"""
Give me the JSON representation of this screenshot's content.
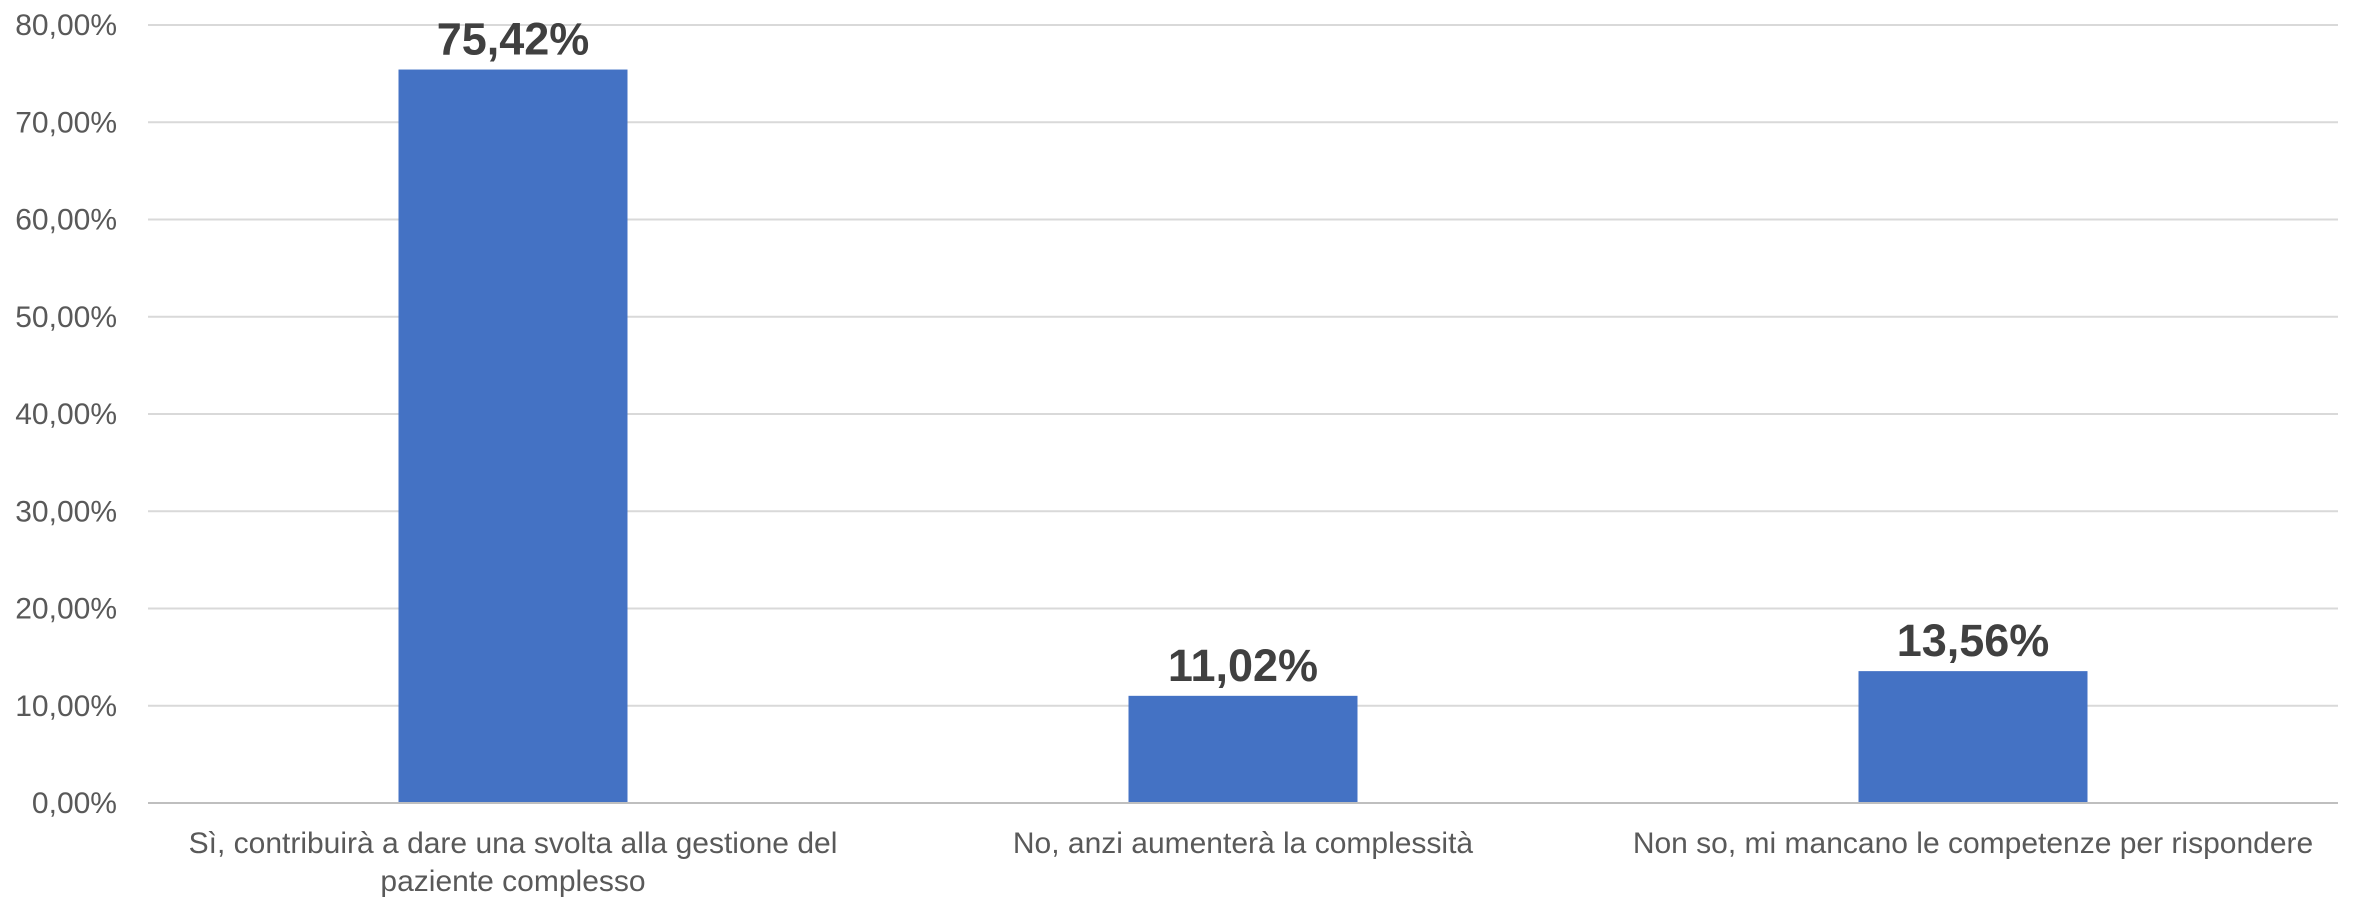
{
  "chart_data": {
    "type": "bar",
    "categories": [
      "Sì, contribuirà a dare una svolta alla gestione del paziente complesso",
      "No, anzi aumenterà la complessità",
      "Non so, mi mancano le competenze per rispondere"
    ],
    "category_lines": [
      [
        "Sì, contribuirà a dare una svolta alla gestione del",
        "paziente complesso"
      ],
      [
        "No, anzi aumenterà la complessità"
      ],
      [
        "Non so, mi mancano le competenze per rispondere"
      ]
    ],
    "values": [
      75.42,
      11.02,
      13.56
    ],
    "data_labels": [
      "75,42%",
      "11,02%",
      "13,56%"
    ],
    "title": "",
    "xlabel": "",
    "ylabel": "",
    "ylim": [
      0,
      80
    ],
    "yticks": [
      0,
      10,
      20,
      30,
      40,
      50,
      60,
      70,
      80
    ],
    "ytick_labels": [
      "0,00%",
      "10,00%",
      "20,00%",
      "30,00%",
      "40,00%",
      "50,00%",
      "60,00%",
      "70,00%",
      "80,00%"
    ],
    "grid": true,
    "legend": "none",
    "colors": {
      "bar": "#4472c4",
      "grid": "#d9d9d9",
      "axis": "#bfbfbf",
      "tick_text": "#595959",
      "label_text": "#404040"
    }
  }
}
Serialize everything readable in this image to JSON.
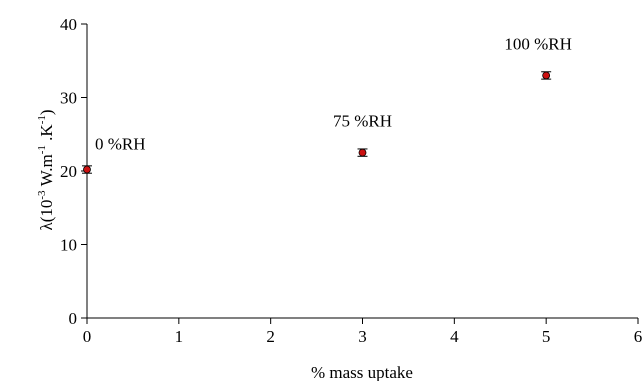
{
  "chart_data": {
    "type": "scatter",
    "title": "",
    "xlabel": "% mass uptake",
    "ylabel": {
      "prefix": "λ(10",
      "exp1": "-3",
      "mid1": " W.m",
      "exp2": "-1",
      "mid2": " .K",
      "exp3": "-1",
      "suffix": ")"
    },
    "xlim": [
      0,
      6
    ],
    "ylim": [
      0,
      40
    ],
    "xticks": [
      "0",
      "1",
      "2",
      "3",
      "4",
      "5",
      "6"
    ],
    "yticks": [
      "0",
      "10",
      "20",
      "30",
      "40"
    ],
    "grid": false,
    "legend": "none",
    "series": [
      {
        "x": [
          0,
          3,
          5
        ],
        "y": [
          20.2,
          22.5,
          33.0
        ],
        "error": [
          0.5,
          0.5,
          0.5
        ],
        "annotations": [
          "0 %RH",
          "75 %RH",
          "100 %RH"
        ]
      }
    ],
    "colors": {
      "marker_fill": "#cc1111",
      "marker_stroke": "#000000",
      "axis": "#000000"
    }
  }
}
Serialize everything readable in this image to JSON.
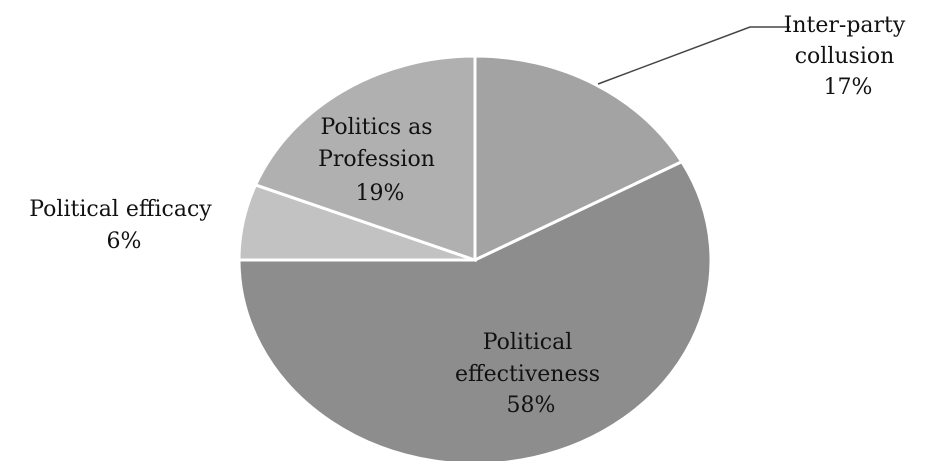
{
  "chart_data": {
    "type": "pie",
    "title": "",
    "slices": [
      {
        "label_lines": [
          "Inter-party",
          "collusion"
        ],
        "value": 17,
        "value_label": "17%",
        "color": "#a3a3a3"
      },
      {
        "label_lines": [
          "Political",
          "effectiveness"
        ],
        "value": 58,
        "value_label": "58%",
        "color": "#8d8d8d"
      },
      {
        "label_lines": [
          "Political efficacy"
        ],
        "value": 6,
        "value_label": "6%",
        "color": "#c2c2c2"
      },
      {
        "label_lines": [
          "Politics as",
          "Profession"
        ],
        "value": 19,
        "value_label": "19%",
        "color": "#b0b0b0"
      }
    ],
    "start_angle_deg": 0,
    "direction": "clockwise",
    "legend": "none"
  }
}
"""
> _The request_
Filter out all lines lacking the word "contribuirà" and copy the rest.

> _Solved problem_
      "Sì, contribuirà a dare una svolta alla gestione del paziente complesso",
        "Sì, contribuirà a dare una svolta alla gestione del",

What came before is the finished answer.